* BEGIN *
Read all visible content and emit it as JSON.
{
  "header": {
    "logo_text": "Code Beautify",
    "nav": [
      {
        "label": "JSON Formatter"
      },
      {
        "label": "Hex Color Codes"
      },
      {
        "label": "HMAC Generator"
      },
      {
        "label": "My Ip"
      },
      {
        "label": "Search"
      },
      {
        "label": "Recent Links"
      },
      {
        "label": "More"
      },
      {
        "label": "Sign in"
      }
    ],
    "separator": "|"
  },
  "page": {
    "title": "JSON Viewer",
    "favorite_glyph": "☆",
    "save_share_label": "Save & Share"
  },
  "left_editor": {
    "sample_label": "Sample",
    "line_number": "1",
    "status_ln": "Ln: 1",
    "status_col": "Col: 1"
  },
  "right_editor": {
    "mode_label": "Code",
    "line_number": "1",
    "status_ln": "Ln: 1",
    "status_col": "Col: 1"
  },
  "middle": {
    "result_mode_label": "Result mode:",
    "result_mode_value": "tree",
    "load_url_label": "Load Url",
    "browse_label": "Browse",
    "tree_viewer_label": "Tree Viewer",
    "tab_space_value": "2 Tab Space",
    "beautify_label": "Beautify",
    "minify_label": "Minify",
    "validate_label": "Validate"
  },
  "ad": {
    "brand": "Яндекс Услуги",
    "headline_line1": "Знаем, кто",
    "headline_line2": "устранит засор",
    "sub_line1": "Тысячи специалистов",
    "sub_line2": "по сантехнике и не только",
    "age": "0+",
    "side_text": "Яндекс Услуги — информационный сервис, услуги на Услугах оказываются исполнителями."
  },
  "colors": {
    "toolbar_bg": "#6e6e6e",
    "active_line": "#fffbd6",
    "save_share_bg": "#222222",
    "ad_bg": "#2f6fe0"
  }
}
* END *
Requirements:
Pick out every line with the string "Viewer" and copy it.

Task response:
    "title": "JSON Viewer",
    "tree_viewer_label": "Tree Viewer",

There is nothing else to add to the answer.